Set exercise - Read the material below and tally how many lines hold the word "الشكل", giving the number and nothing else.

Record list -
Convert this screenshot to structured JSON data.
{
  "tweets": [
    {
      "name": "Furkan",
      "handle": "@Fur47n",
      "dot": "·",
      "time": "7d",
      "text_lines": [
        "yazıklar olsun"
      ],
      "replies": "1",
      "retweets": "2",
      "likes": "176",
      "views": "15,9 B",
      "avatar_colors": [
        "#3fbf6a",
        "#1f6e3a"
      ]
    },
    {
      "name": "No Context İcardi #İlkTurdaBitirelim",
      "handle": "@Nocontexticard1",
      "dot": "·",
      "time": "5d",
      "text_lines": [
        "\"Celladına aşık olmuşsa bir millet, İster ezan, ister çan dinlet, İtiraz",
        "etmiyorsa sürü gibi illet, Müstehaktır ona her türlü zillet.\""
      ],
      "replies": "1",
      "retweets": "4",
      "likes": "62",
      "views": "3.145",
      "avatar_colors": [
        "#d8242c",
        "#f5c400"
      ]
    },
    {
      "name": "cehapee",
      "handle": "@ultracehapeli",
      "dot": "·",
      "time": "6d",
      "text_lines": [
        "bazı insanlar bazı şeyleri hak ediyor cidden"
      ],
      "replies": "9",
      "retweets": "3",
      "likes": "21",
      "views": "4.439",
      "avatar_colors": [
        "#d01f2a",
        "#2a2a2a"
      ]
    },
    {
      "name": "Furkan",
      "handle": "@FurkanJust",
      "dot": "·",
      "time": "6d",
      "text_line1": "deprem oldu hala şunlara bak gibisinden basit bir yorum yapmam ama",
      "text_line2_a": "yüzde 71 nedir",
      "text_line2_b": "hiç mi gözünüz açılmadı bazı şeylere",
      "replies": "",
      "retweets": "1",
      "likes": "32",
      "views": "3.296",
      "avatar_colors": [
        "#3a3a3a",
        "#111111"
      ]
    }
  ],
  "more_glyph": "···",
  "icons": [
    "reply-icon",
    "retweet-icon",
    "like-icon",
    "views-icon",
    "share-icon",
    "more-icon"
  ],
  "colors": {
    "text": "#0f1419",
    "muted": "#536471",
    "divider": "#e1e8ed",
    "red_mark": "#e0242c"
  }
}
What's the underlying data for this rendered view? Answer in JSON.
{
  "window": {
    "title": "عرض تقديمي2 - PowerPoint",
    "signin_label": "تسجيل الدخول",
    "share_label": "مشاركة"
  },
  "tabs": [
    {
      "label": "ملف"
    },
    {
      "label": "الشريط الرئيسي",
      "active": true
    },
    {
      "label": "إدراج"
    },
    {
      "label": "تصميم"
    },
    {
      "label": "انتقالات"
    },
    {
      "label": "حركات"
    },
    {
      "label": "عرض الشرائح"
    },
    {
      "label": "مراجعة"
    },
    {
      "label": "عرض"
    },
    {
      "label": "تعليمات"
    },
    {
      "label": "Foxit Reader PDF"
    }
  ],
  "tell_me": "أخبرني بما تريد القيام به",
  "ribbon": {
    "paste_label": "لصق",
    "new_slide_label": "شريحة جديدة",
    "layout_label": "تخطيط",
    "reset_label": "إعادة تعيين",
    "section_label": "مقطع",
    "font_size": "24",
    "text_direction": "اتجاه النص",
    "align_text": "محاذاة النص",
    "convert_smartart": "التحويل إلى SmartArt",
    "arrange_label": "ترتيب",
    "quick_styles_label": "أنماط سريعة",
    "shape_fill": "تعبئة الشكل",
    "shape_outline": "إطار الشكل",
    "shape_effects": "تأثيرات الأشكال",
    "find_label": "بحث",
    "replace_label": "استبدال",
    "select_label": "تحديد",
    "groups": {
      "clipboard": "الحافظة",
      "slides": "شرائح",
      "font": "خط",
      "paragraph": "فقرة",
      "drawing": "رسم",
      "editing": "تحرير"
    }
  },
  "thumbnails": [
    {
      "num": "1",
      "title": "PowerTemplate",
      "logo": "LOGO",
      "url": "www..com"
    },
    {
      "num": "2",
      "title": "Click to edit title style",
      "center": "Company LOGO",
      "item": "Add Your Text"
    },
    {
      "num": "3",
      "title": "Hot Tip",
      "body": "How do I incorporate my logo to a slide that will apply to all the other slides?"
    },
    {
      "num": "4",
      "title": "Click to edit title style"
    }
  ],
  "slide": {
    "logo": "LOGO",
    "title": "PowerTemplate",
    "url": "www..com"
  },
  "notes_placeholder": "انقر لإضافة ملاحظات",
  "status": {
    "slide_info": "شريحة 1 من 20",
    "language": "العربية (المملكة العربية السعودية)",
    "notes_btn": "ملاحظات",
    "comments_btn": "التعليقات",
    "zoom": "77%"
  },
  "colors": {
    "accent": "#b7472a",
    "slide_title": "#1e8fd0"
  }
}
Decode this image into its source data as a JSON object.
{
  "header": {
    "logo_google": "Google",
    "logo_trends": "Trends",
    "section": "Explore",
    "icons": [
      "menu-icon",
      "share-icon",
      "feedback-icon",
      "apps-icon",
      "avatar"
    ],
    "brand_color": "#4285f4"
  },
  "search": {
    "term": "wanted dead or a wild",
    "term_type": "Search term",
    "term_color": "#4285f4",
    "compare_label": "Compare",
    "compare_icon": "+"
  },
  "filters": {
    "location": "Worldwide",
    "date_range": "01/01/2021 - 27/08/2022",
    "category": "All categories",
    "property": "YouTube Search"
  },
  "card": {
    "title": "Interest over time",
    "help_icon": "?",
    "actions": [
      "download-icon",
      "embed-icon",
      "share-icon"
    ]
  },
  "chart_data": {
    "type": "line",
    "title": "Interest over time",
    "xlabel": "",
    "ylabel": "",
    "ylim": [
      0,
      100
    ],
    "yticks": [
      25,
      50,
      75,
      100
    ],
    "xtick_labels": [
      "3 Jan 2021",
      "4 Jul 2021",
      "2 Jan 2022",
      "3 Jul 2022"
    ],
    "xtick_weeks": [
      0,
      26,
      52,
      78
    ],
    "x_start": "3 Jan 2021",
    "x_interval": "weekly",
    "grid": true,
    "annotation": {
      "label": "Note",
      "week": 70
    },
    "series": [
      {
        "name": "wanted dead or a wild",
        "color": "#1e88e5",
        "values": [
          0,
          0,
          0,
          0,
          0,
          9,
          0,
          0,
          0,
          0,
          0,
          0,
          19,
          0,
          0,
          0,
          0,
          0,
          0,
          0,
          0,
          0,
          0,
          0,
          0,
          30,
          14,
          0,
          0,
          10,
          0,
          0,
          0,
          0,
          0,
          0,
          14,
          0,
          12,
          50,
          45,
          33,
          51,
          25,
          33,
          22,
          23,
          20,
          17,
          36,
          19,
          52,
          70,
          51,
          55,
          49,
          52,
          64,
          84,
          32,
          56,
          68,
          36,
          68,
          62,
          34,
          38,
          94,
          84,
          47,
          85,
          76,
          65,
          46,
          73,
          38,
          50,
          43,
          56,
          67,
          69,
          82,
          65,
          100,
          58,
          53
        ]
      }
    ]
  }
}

Task answer - 2